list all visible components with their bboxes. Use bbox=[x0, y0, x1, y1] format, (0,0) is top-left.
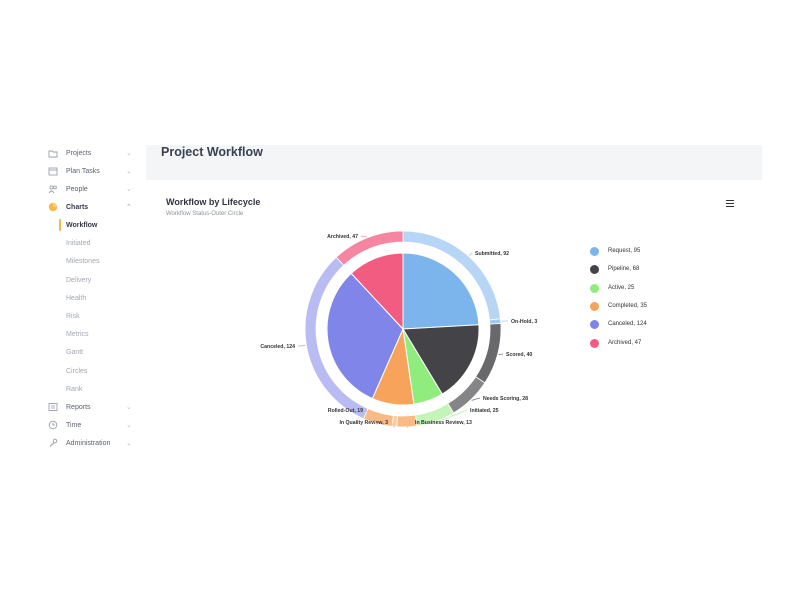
sidebar-subitem-label: Circles bbox=[66, 367, 88, 375]
reports-icon bbox=[48, 402, 58, 412]
sidebar-subitem-delivery[interactable]: Delivery bbox=[38, 271, 146, 289]
sidebar-subitem-label: Initiated bbox=[66, 239, 91, 247]
sidebar-subitem-label: Rank bbox=[66, 385, 83, 393]
sidebar-item-label: Plan Tasks bbox=[66, 167, 100, 175]
outer-slice-in-business-review[interactable] bbox=[396, 414, 418, 428]
legend-label: Archived, 47 bbox=[608, 339, 642, 346]
legend-marker bbox=[590, 338, 599, 348]
chart-title: Workflow by Lifecycle bbox=[166, 197, 261, 207]
inner-slice-pipeline[interactable] bbox=[402, 324, 480, 395]
chevron-down-icon: ⌄ bbox=[126, 440, 132, 447]
legend-item-archived[interactable]: Archived, 47 bbox=[590, 338, 670, 349]
data-label: On-Hold, 3 bbox=[511, 319, 537, 325]
sidebar-item-label: Reports bbox=[66, 403, 91, 411]
people-icon bbox=[48, 184, 58, 194]
outer-slice-archived[interactable] bbox=[335, 230, 404, 266]
sidebar-subitem-label: Delivery bbox=[66, 276, 92, 284]
legend-item-canceled[interactable]: Canceled, 124 bbox=[590, 320, 670, 330]
inner-slice-canceled[interactable] bbox=[326, 272, 404, 400]
sidebar-item-administration[interactable]: Administration ⌄ bbox=[38, 434, 146, 452]
sidebar-subitem-gantt[interactable]: Gantt bbox=[38, 343, 146, 361]
sidebar-subitem-label: Health bbox=[66, 294, 87, 302]
label-connector bbox=[406, 421, 413, 429]
sidebar-subitem-label: Workflow bbox=[66, 221, 98, 229]
pie-icon bbox=[48, 202, 58, 212]
label-connector bbox=[365, 409, 378, 425]
sidebar: Projects ⌄ Plan Tasks ⌄ People ⌄ Charts … bbox=[38, 145, 146, 455]
legend-label: Active, 25 bbox=[608, 284, 635, 291]
label-connector bbox=[498, 353, 504, 356]
legend-marker bbox=[590, 301, 599, 311]
label-connector bbox=[469, 252, 473, 256]
legend-label: Completed, 35 bbox=[608, 302, 648, 309]
sidebar-subitem-metrics[interactable]: Metrics bbox=[38, 325, 146, 343]
legend-marker bbox=[590, 247, 599, 256]
legend-item-request[interactable]: Request, 95 bbox=[590, 247, 670, 257]
legend-label: Pipeline, 68 bbox=[608, 266, 640, 273]
sidebar-item-projects[interactable]: Projects ⌄ bbox=[38, 145, 146, 162]
inner-slice-request[interactable] bbox=[402, 252, 480, 330]
legend-label: Canceled, 124 bbox=[608, 321, 647, 328]
sidebar-subitem-rank[interactable]: Rank bbox=[38, 380, 146, 398]
label-connector bbox=[297, 345, 306, 347]
wrench-icon bbox=[48, 438, 58, 448]
sidebar-subitem-label: Gantt bbox=[66, 348, 84, 356]
outer-slice-scored[interactable] bbox=[475, 323, 502, 384]
data-label: Initiated, 25 bbox=[470, 408, 499, 414]
label-connector bbox=[436, 409, 468, 423]
data-label: Canceled, 124 bbox=[260, 344, 295, 350]
legend-marker bbox=[590, 283, 599, 293]
legend-item-active[interactable]: Active, 25 bbox=[590, 283, 670, 294]
sidebar-item-label: Charts bbox=[66, 203, 89, 211]
legend-marker bbox=[590, 265, 599, 275]
folder-icon bbox=[48, 148, 58, 158]
inner-slice-archived[interactable] bbox=[350, 252, 404, 331]
data-label: Rolled-Out, 19 bbox=[328, 408, 363, 414]
chevron-down-icon: ⌄ bbox=[126, 404, 132, 411]
chevron-down-icon: ⌄ bbox=[126, 186, 132, 193]
sidebar-item-charts[interactable]: Charts ⌃ bbox=[38, 198, 146, 216]
data-label: Needs Scoring, 28 bbox=[483, 396, 528, 402]
data-label: In Quality Review, 3 bbox=[339, 420, 388, 426]
chevron-down-icon: ⌄ bbox=[126, 150, 132, 157]
legend-marker bbox=[590, 320, 599, 330]
legend-item-completed[interactable]: Completed, 35 bbox=[590, 301, 670, 312]
sidebar-subitem-workflow[interactable]: Workflow bbox=[38, 216, 146, 234]
sidebar-item-label: Time bbox=[66, 421, 82, 429]
sidebar-subitem-circles[interactable]: Circles bbox=[38, 362, 146, 380]
chevron-down-icon: ⌄ bbox=[126, 422, 132, 429]
legend-item-pipeline[interactable]: Pipeline, 68 bbox=[590, 265, 670, 275]
data-label: Submitted, 92 bbox=[475, 251, 509, 257]
sidebar-subitem-risk[interactable]: Risk bbox=[38, 307, 146, 325]
chart-subtitle: Workflow Status-Outer Circle bbox=[166, 211, 244, 217]
sidebar-item-label: People bbox=[66, 185, 88, 193]
chevron-up-icon: ⌃ bbox=[126, 204, 132, 211]
sidebar-item-people[interactable]: People ⌄ bbox=[38, 180, 146, 198]
sidebar-subitem-initiated[interactable]: Initiated bbox=[38, 234, 146, 252]
data-label: Archived, 47 bbox=[327, 234, 358, 240]
sidebar-item-label: Projects bbox=[66, 149, 92, 157]
sidebar-subitem-milestones[interactable]: Milestones bbox=[38, 252, 146, 270]
label-connector bbox=[471, 397, 481, 401]
sidebar-subitem-label: Metrics bbox=[66, 330, 89, 338]
sidebar-subitem-health[interactable]: Health bbox=[38, 289, 146, 307]
calendar-icon bbox=[48, 166, 58, 176]
sidebar-subitem-label: Risk bbox=[66, 312, 80, 320]
legend-label: Request, 95 bbox=[608, 248, 641, 254]
sidebar-item-label: Administration bbox=[66, 439, 111, 447]
clock-icon bbox=[48, 420, 58, 430]
hamburger-icon[interactable] bbox=[726, 200, 734, 208]
page-title: Project Workflow bbox=[161, 145, 263, 159]
sidebar-item-plan-tasks[interactable]: Plan Tasks ⌄ bbox=[38, 162, 146, 180]
label-connector bbox=[360, 235, 367, 238]
data-label: In Business Review, 13 bbox=[415, 420, 472, 426]
sidebar-item-reports[interactable]: Reports ⌄ bbox=[38, 398, 146, 416]
chevron-down-icon: ⌄ bbox=[126, 168, 132, 175]
data-label: Scored, 40 bbox=[506, 352, 532, 358]
sidebar-item-time[interactable]: Time ⌄ bbox=[38, 416, 146, 434]
sidebar-subitem-label: Milestones bbox=[66, 257, 100, 265]
label-connector bbox=[390, 421, 395, 428]
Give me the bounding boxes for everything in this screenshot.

• **WHAT TO DO**:
Can you rewrite every line of the records above as a numbered list, skipping blank lines and leaving the pictures out?

• **RESPONSE TO THIS EXERCISE**:
1. list all visible components with their bboxes. Use bbox=[x0, y0, x1, y1] format, (0,0) is top-left.
2. sidebar-subitem-label: Circles bbox=[66, 367, 88, 375]
3. reports-icon bbox=[48, 402, 58, 412]
4. sidebar-subitem-delivery[interactable]: Delivery bbox=[38, 271, 146, 289]
5. sidebar-subitem-label: Initiated bbox=[66, 239, 91, 247]
6. sidebar-subitem-label: Rank bbox=[66, 385, 83, 393]
7. sidebar-item-label: Plan Tasks bbox=[66, 167, 100, 175]
8. outer-slice-in-business-review[interactable] bbox=[396, 414, 418, 428]
9. legend-label: Archived, 47 bbox=[608, 339, 642, 346]
10. legend-marker bbox=[590, 338, 599, 348]
11. chart-title: Workflow by Lifecycle bbox=[166, 197, 261, 207]
12. inner-slice-pipeline[interactable] bbox=[402, 324, 480, 395]
13. chevron-down-icon: ⌄ bbox=[126, 440, 132, 447]
14. legend-item-archived[interactable]: Archived, 47 bbox=[590, 338, 670, 349]
15. data-label: On-Hold, 3 bbox=[511, 319, 537, 325]
16. sidebar-item-label: Reports bbox=[66, 403, 91, 411]
17. people-icon bbox=[48, 184, 58, 194]
18. outer-slice-archived[interactable] bbox=[335, 230, 404, 266]
19. sidebar-subitem-label: Delivery bbox=[66, 276, 92, 284]
20. legend-item-canceled[interactable]: Canceled, 124 bbox=[590, 320, 670, 330]
21. inner-slice-canceled[interactable] bbox=[326, 272, 404, 400]
22. sidebar-item-administration[interactable]: Administration ⌄ bbox=[38, 434, 146, 452]
23. sidebar-subitem-gantt[interactable]: Gantt bbox=[38, 343, 146, 361]
24. sidebar-subitem-label: Health bbox=[66, 294, 87, 302]
25. label-connector bbox=[406, 421, 413, 429]
26. sidebar-subitem-label: Workflow bbox=[66, 221, 98, 229]
27. pie-icon bbox=[48, 202, 58, 212]
28. label-connector bbox=[365, 409, 378, 425]
29. sidebar: Projects ⌄ Plan Tasks ⌄ People ⌄ Charts … bbox=[38, 145, 146, 455]
30. legend-label: Active, 25 bbox=[608, 284, 635, 291]
31. label-connector bbox=[498, 353, 504, 356]
32. legend-marker bbox=[590, 301, 599, 311]
33. label-connector bbox=[469, 252, 473, 256]
34. legend-label: Completed, 35 bbox=[608, 302, 648, 309]
35. sidebar-subitem-metrics[interactable]: Metrics bbox=[38, 325, 146, 343]
36. legend-marker bbox=[590, 247, 599, 256]
37. legend-item-request[interactable]: Request, 95 bbox=[590, 247, 670, 257]
38. legend-label: Pipeline, 68 bbox=[608, 266, 640, 273]
39. sidebar-item-projects[interactable]: Projects ⌄ bbox=[38, 145, 146, 162]
40. inner-slice-request[interactable] bbox=[402, 252, 480, 330]
41. legend-label: Canceled, 124 bbox=[608, 321, 647, 328]
42. sidebar-subitem-rank[interactable]: Rank bbox=[38, 380, 146, 398]
43. label-connector bbox=[297, 345, 306, 347]
44. wrench-icon bbox=[48, 438, 58, 448]
45. sidebar-subitem-label: Gantt bbox=[66, 348, 84, 356]
46. outer-slice-scored[interactable] bbox=[475, 323, 502, 384]
47. data-label: Initiated, 25 bbox=[470, 408, 499, 414]
48. label-connector bbox=[436, 409, 468, 423]
49. data-label: Canceled, 124 bbox=[260, 344, 295, 350]
50. legend-marker bbox=[590, 283, 599, 293]
51. legend-item-active[interactable]: Active, 25 bbox=[590, 283, 670, 294]
52. sidebar-item-label: Charts bbox=[66, 203, 89, 211]
53. legend-marker bbox=[590, 265, 599, 275]
54. folder-icon bbox=[48, 148, 58, 158]
55. inner-slice-archived[interactable] bbox=[350, 252, 404, 331]
56. data-label: Rolled-Out, 19 bbox=[328, 408, 363, 414]
57. chevron-down-icon: ⌄ bbox=[126, 404, 132, 411]
58. chevron-down-icon: ⌄ bbox=[126, 186, 132, 193]
59. sidebar-item-charts[interactable]: Charts ⌃ bbox=[38, 198, 146, 216]
60. data-label: Needs Scoring, 28 bbox=[483, 396, 528, 402]
61. data-label: In Quality Review, 3 bbox=[339, 420, 388, 426]
62. chevron-down-icon: ⌄ bbox=[126, 150, 132, 157]
63. legend-marker bbox=[590, 320, 599, 330]
64. legend-item-completed[interactable]: Completed, 35 bbox=[590, 301, 670, 312]
65. sidebar-subitem-workflow[interactable]: Workflow bbox=[38, 216, 146, 234]
66. sidebar-item-label: Time bbox=[66, 421, 82, 429]
67. sidebar-subitem-circles[interactable]: Circles bbox=[38, 362, 146, 380]
68. chevron-down-icon: ⌄ bbox=[126, 422, 132, 429]
69. legend-item-pipeline[interactable]: Pipeline, 68 bbox=[590, 265, 670, 275]
70. data-label: Submitted, 92 bbox=[475, 251, 509, 257]
71. sidebar-subitem-risk[interactable]: Risk bbox=[38, 307, 146, 325]
72. chart-subtitle: Workflow Status-Outer Circle bbox=[166, 211, 244, 217]
73. sidebar-item-label: People bbox=[66, 185, 88, 193]
74. chevron-up-icon: ⌃ bbox=[126, 204, 132, 211]
75. sidebar-item-people[interactable]: People ⌄ bbox=[38, 180, 146, 198]
76. sidebar-subitem-initiated[interactable]: Initiated bbox=[38, 234, 146, 252]
77. data-label: Archived, 47 bbox=[327, 234, 358, 240]
78. sidebar-item-label: Projects bbox=[66, 149, 92, 157]
79. sidebar-subitem-milestones[interactable]: Milestones bbox=[38, 252, 146, 270]
80. label-connector bbox=[471, 397, 481, 401]
81. sidebar-subitem-label: Metrics bbox=[66, 330, 89, 338]
82. sidebar-subitem-health[interactable]: Health bbox=[38, 289, 146, 307]
83. calendar-icon bbox=[48, 166, 58, 176]
84. sidebar-subitem-label: Risk bbox=[66, 312, 80, 320]
85. legend-label: Request, 95 bbox=[608, 248, 641, 254]
86. sidebar-item-label: Administration bbox=[66, 439, 111, 447]
87. clock-icon bbox=[48, 420, 58, 430]
88. hamburger-icon[interactable] bbox=[726, 200, 734, 208]
89. page-title: Project Workflow bbox=[161, 145, 263, 159]
90. sidebar-item-plan-tasks[interactable]: Plan Tasks ⌄ bbox=[38, 162, 146, 180]
91. label-connector bbox=[360, 235, 367, 238]
92. data-label: In Business Review, 13 bbox=[415, 420, 472, 426]
93. sidebar-item-reports[interactable]: Reports ⌄ bbox=[38, 398, 146, 416]
94. chevron-down-icon: ⌄ bbox=[126, 168, 132, 175]
95. data-label: Scored, 40 bbox=[506, 352, 532, 358]
96. sidebar-item-time[interactable]: Time ⌄ bbox=[38, 416, 146, 434]
97. sidebar-subitem-label: Milestones bbox=[66, 257, 100, 265]
98. label-connector bbox=[390, 421, 395, 428]
99. Give me the bounding boxes for everything in this screenshot.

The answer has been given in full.